* [OBJECTIVE 1]:
Name every command-line option with its value that the Spark forum thread shows in its configuration.

* [TEXT SHOWN]:
3

I have a Spark job that throws "java.lang.OutOfMemoryError: GC overhead limit exceeded".

The job is trying to process a filesize 4.5G.

I've tried following spark configuration:

--num-executors 6  --executor-memory 6G --executor-cores 6 --driver-memory 3G 

I tried increasing more cores and executor which sometime works, but takes over 20 minutes to process the file.

Could I do something to improve the performance? or stop the Java Heap issue?

diplomaticguru
  • 675
  • 3
  • 8
  • 19
  • Have you tried allocating more heap size at runtime? – Mark Jun 15 '15 at 19:08
  • Identify which operation is causing the OOME and try to do it differently. Post on SO for help. – Jean Logeart Jun 15 '15 at 19:11
  • GC overhead limit exceeded means that JVM is not able to reclaim any considerable amount of memory after GC pause. This indicates some kind of memory leak - You may be at luck by tuning heap size parameter `spark.executor.memory`. I do not think this is really getting set by your --executor-memory parameter. Take look at this SO : http://stackoverflow.com/questions/26562033/how-to-set-apache-spark-executor-memory post as well – ring bearer Jun 15 '15 at 19:19
  • are you caching the RDDs?? – Vijay Innamuri Jun 16 '15 at 04:44
  • @Mark - tried that but the problem does show up now and gain. – diplomaticguru Jun 16 '15 at 10:36
  • @ringbearer, tried that but the result is the same. – diplomaticguru Jun 16 '15 at 10:37
  • @VijayInnamuri, yes I'm caching. Well, initially I cached it into Memory but later persisted into Memory_And_Disk. I've noticed that stages were failing due to lost executor failures, so they were being recomputed, so degrading the performance. – diplomaticguru Jun 16 '15 at 10:39
  • Does your cluster have enough memory to process this dataset? – Vijay Innamuri Jun 16 '15 at 11:27
  • Make sure your `spark.memory.fraction=0.6` . If it is higher than that you run into garbage collection errors, see https://stackoverflow.com/a/47283211/179014 – asmaier Nov 14 '17 at 10:24

2 Answers2

3

Only solution is to fine tune the configuration.

* [RECORDS PROVIDED]:
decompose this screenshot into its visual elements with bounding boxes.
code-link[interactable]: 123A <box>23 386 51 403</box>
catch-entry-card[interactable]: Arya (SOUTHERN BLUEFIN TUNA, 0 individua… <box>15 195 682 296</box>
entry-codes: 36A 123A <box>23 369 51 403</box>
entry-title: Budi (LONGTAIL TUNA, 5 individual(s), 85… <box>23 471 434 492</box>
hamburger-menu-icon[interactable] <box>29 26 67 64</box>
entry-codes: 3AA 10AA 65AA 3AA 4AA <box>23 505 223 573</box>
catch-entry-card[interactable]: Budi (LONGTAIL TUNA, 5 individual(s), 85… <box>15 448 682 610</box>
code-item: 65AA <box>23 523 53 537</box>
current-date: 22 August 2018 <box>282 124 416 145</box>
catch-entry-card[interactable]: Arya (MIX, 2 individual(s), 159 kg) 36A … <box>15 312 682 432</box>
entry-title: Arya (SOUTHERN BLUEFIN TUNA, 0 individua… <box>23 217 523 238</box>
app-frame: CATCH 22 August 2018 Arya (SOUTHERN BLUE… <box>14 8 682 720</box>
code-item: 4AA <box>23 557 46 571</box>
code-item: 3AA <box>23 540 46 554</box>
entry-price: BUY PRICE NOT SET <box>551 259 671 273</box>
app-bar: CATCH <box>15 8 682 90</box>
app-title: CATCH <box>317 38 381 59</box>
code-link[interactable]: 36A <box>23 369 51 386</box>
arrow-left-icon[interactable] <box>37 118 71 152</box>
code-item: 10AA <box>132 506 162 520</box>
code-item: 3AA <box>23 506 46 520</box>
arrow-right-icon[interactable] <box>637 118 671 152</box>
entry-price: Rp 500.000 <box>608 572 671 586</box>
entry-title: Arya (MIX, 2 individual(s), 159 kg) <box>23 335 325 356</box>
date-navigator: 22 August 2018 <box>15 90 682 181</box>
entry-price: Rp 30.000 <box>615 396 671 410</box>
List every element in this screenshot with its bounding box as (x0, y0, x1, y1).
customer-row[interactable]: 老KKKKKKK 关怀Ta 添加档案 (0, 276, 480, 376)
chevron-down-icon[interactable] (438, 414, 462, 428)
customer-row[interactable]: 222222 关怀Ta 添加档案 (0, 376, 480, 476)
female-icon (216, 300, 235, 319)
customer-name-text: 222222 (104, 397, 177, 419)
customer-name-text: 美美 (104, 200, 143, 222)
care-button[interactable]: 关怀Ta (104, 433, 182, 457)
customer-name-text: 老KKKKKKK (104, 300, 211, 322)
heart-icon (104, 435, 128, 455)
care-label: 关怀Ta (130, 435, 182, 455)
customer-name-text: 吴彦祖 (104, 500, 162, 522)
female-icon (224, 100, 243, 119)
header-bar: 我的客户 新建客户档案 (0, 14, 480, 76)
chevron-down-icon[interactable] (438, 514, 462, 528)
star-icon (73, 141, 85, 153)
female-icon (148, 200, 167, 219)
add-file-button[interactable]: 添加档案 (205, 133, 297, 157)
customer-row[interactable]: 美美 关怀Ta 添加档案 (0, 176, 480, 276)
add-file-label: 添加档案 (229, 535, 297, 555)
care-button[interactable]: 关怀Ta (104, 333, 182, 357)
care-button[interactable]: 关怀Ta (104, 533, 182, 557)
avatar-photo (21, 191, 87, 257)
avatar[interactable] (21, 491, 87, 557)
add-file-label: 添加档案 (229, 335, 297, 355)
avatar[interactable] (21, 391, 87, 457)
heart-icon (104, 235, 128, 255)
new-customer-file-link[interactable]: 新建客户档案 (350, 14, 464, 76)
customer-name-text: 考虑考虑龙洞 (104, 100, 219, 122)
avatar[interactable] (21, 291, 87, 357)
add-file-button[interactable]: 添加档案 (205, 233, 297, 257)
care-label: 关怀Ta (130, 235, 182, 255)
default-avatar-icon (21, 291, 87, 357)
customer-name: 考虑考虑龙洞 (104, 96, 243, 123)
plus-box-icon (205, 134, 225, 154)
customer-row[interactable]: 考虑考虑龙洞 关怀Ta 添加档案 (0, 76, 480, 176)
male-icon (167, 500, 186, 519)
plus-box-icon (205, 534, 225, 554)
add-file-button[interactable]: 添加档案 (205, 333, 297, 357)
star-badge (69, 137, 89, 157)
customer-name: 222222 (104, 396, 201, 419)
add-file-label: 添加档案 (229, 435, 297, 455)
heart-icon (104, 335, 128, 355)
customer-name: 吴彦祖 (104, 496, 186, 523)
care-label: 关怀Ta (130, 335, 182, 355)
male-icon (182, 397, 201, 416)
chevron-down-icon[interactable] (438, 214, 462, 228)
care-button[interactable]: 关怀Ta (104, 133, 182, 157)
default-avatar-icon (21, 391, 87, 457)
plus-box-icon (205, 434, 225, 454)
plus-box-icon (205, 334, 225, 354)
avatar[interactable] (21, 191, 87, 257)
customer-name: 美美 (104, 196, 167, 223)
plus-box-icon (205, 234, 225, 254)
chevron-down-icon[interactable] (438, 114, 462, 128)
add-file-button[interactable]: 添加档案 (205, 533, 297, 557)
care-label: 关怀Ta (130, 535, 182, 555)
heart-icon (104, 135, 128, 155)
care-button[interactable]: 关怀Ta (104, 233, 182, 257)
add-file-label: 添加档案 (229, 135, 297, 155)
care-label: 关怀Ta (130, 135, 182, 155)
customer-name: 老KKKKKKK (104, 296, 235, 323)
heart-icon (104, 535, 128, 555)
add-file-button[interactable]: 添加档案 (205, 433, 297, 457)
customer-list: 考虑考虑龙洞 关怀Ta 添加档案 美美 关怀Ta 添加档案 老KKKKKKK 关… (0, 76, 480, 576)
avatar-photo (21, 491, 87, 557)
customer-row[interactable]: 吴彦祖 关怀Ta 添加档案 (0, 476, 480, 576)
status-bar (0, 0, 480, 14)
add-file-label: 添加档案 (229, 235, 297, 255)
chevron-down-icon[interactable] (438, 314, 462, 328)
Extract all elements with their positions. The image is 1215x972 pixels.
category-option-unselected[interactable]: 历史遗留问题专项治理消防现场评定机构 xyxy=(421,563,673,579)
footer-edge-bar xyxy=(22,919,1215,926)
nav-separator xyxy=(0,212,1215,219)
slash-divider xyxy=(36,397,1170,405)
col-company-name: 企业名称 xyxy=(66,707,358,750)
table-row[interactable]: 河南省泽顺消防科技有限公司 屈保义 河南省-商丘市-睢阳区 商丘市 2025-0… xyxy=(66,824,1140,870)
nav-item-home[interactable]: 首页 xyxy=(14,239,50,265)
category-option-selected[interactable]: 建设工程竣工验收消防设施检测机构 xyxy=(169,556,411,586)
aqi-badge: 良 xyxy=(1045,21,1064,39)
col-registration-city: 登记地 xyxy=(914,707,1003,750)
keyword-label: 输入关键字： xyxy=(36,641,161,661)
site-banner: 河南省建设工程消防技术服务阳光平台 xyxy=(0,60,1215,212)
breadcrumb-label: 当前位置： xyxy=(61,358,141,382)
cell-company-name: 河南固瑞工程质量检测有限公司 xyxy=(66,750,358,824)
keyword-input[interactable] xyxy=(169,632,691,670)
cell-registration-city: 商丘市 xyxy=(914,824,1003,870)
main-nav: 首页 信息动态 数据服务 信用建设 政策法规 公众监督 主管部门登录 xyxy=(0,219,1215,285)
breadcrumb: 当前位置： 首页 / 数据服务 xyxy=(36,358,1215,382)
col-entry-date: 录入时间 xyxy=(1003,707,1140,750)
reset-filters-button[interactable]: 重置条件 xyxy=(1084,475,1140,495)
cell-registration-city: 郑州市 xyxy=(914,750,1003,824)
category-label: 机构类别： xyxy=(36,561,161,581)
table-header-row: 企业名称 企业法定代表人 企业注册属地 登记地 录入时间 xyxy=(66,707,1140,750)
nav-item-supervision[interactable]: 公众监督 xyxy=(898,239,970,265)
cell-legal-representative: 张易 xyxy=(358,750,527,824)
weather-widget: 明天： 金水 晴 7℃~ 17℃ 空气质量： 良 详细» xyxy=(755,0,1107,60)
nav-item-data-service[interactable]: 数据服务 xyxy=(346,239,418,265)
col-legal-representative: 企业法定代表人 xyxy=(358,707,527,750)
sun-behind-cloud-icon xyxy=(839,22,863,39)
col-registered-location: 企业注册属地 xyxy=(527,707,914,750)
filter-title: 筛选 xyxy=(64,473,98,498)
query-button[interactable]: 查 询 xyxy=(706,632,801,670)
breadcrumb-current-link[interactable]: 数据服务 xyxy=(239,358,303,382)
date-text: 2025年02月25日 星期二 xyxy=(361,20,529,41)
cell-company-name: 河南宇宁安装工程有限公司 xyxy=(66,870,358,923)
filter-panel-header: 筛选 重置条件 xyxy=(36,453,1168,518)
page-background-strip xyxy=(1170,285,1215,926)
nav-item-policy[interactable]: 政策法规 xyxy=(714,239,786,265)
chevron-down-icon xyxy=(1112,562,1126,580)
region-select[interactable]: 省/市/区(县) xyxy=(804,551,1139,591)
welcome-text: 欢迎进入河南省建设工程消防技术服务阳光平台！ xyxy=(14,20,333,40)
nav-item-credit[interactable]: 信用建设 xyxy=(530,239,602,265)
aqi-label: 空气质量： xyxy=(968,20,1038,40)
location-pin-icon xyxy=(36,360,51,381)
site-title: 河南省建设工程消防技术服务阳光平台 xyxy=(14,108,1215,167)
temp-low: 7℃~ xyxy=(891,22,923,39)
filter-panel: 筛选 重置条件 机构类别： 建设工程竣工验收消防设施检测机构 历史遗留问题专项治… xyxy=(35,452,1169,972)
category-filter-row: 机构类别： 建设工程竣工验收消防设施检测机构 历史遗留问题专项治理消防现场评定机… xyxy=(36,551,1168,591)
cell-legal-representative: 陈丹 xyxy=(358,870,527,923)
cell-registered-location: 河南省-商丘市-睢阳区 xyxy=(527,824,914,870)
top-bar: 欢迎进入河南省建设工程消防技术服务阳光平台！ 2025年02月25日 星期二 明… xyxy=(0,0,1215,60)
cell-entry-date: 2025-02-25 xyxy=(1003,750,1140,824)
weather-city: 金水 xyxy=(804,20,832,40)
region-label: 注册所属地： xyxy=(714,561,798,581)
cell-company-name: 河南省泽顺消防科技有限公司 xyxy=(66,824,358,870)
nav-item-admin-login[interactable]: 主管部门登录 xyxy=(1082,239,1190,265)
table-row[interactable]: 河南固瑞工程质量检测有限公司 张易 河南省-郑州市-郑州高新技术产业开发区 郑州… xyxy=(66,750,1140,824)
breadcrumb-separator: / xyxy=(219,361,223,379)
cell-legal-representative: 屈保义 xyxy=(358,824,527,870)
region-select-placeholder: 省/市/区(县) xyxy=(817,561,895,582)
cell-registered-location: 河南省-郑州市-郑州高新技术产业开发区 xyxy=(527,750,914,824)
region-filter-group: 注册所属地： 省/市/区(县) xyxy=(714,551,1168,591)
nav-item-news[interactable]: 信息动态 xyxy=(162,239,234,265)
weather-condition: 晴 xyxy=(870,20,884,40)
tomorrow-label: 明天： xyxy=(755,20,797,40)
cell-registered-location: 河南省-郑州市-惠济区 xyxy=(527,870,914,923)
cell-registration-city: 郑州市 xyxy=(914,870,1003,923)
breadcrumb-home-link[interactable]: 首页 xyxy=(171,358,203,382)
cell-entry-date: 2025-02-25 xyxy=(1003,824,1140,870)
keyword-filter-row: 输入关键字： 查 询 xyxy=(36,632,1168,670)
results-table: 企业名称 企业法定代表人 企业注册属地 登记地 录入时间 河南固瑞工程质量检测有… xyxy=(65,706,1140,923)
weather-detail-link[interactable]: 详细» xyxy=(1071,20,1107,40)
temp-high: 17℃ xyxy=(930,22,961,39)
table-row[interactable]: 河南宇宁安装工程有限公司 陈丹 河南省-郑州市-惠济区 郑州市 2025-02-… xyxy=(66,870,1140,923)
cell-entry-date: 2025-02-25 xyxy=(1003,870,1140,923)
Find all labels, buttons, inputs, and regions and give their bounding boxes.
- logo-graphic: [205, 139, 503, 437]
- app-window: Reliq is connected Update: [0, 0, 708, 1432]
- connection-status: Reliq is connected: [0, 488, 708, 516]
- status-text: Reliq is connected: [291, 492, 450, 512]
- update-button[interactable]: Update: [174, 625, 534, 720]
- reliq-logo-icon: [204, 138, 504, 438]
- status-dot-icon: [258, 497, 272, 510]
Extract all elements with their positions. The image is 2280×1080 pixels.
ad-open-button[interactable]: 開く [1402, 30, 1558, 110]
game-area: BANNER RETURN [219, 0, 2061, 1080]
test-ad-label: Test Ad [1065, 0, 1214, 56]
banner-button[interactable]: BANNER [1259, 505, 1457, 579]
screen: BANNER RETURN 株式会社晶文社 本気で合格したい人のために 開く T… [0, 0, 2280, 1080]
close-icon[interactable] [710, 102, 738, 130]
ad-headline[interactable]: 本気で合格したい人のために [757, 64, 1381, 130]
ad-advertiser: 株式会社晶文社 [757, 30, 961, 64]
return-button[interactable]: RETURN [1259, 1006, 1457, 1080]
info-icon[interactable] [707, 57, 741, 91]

* [OBJECTIVE 2]:
Pick out each line of the records that contains the string "Update".

* [FULL SOLUTION 1]:
--num-executors 6
--executor-memory 6G
--executor-cores 6
--driver-memory 3G

* [FULL SOLUTION 2]:
- app-window: Reliq is connected Update: [0, 0, 708, 1432]
- update-button[interactable]: Update: [174, 625, 534, 720]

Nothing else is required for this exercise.